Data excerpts
[BEGIN]
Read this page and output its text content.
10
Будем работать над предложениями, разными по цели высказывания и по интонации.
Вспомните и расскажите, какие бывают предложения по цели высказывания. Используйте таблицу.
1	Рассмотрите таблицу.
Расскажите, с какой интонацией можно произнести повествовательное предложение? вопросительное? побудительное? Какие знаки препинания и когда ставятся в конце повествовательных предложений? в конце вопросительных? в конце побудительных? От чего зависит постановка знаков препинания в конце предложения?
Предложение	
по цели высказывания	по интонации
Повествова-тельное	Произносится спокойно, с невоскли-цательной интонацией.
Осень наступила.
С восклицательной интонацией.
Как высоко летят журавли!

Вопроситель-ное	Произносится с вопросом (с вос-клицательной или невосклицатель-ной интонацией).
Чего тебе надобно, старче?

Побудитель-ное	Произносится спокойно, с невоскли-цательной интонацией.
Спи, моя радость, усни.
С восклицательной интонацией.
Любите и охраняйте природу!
[END]
> Stated problem: Copy every line of the entries above in which "таблицу" occurs.

> Final result:
Вспомните и расскажите, какие бывают предложения по цели высказывания. Используйте таблицу.
1	Рассмотрите таблицу.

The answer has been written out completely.